BRIEF: Transcribe all of the data exactly. Omit the pictures.

INPUT MATERIAL:
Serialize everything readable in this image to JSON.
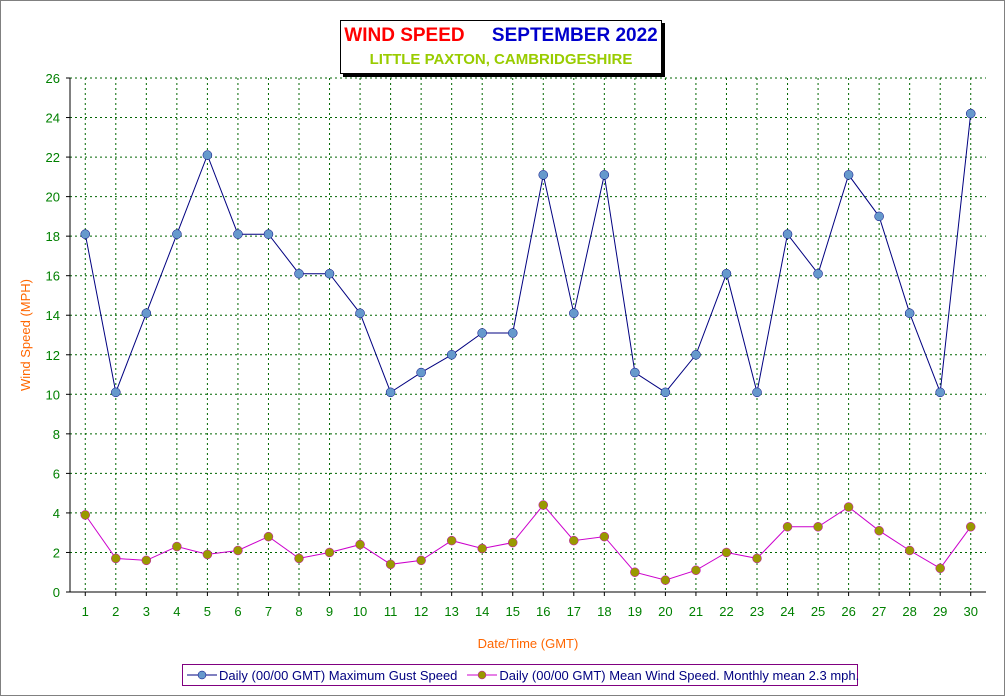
{
  "chart_data": {
    "type": "line",
    "title": "WIND SPEED",
    "title_period": "SEPTEMBER 2022",
    "subtitle": "LITTLE PAXTON, CAMBRIDGESHIRE",
    "xlabel": "Date/Time (GMT)",
    "ylabel": "Wind Speed (MPH)",
    "ylim": [
      0,
      26
    ],
    "yticks": [
      "0",
      "2",
      "4",
      "6",
      "8",
      "10",
      "12",
      "14",
      "16",
      "18",
      "20",
      "22",
      "24",
      "26"
    ],
    "categories": [
      "1",
      "2",
      "3",
      "4",
      "5",
      "6",
      "7",
      "8",
      "9",
      "10",
      "11",
      "12",
      "13",
      "14",
      "15",
      "16",
      "17",
      "18",
      "19",
      "20",
      "21",
      "22",
      "23",
      "24",
      "25",
      "26",
      "27",
      "28",
      "29",
      "30"
    ],
    "grid": true,
    "legend_position": "bottom",
    "series": [
      {
        "name": "Daily (00/00 GMT) Maximum Gust Speed",
        "line_color": "#000080",
        "marker_color": "#6699cc",
        "values": [
          18.1,
          10.1,
          14.1,
          18.1,
          22.1,
          18.1,
          18.1,
          16.1,
          16.1,
          14.1,
          10.1,
          11.1,
          12.0,
          13.1,
          13.1,
          21.1,
          14.1,
          21.1,
          11.1,
          10.1,
          12.0,
          16.1,
          10.1,
          18.1,
          16.1,
          21.1,
          19.0,
          14.1,
          10.1,
          24.2
        ]
      },
      {
        "name": "Daily (00/00 GMT) Mean Wind Speed. Monthly mean 2.3 mph.",
        "line_color": "#cc00cc",
        "marker_color": "#999900",
        "values": [
          3.9,
          1.7,
          1.6,
          2.3,
          1.9,
          2.1,
          2.8,
          1.7,
          2.0,
          2.4,
          1.4,
          1.6,
          2.6,
          2.2,
          2.5,
          4.4,
          2.6,
          2.8,
          1.0,
          0.6,
          1.1,
          2.0,
          1.7,
          3.3,
          3.3,
          4.3,
          3.1,
          2.1,
          1.2,
          3.3
        ]
      }
    ],
    "colors": {
      "tick_label": "#008000",
      "axis_title": "#ff6600",
      "grid": "#006600"
    }
  }
}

RESULT:
Serialize everything readable in this image to JSON.
{
  "chart_data": {
    "type": "line",
    "title": "WIND SPEED",
    "title_period": "SEPTEMBER 2022",
    "subtitle": "LITTLE PAXTON, CAMBRIDGESHIRE",
    "xlabel": "Date/Time (GMT)",
    "ylabel": "Wind Speed (MPH)",
    "ylim": [
      0,
      26
    ],
    "yticks": [
      "0",
      "2",
      "4",
      "6",
      "8",
      "10",
      "12",
      "14",
      "16",
      "18",
      "20",
      "22",
      "24",
      "26"
    ],
    "categories": [
      "1",
      "2",
      "3",
      "4",
      "5",
      "6",
      "7",
      "8",
      "9",
      "10",
      "11",
      "12",
      "13",
      "14",
      "15",
      "16",
      "17",
      "18",
      "19",
      "20",
      "21",
      "22",
      "23",
      "24",
      "25",
      "26",
      "27",
      "28",
      "29",
      "30"
    ],
    "grid": true,
    "legend_position": "bottom",
    "series": [
      {
        "name": "Daily (00/00 GMT) Maximum Gust Speed",
        "line_color": "#000080",
        "marker_color": "#6699cc",
        "values": [
          18.1,
          10.1,
          14.1,
          18.1,
          22.1,
          18.1,
          18.1,
          16.1,
          16.1,
          14.1,
          10.1,
          11.1,
          12.0,
          13.1,
          13.1,
          21.1,
          14.1,
          21.1,
          11.1,
          10.1,
          12.0,
          16.1,
          10.1,
          18.1,
          16.1,
          21.1,
          19.0,
          14.1,
          10.1,
          24.2
        ]
      },
      {
        "name": "Daily (00/00 GMT) Mean Wind Speed. Monthly mean 2.3 mph.",
        "line_color": "#cc00cc",
        "marker_color": "#999900",
        "values": [
          3.9,
          1.7,
          1.6,
          2.3,
          1.9,
          2.1,
          2.8,
          1.7,
          2.0,
          2.4,
          1.4,
          1.6,
          2.6,
          2.2,
          2.5,
          4.4,
          2.6,
          2.8,
          1.0,
          0.6,
          1.1,
          2.0,
          1.7,
          3.3,
          3.3,
          4.3,
          3.1,
          2.1,
          1.2,
          3.3
        ]
      }
    ],
    "colors": {
      "tick_label": "#008000",
      "axis_title": "#ff6600",
      "grid": "#006600"
    }
  }
}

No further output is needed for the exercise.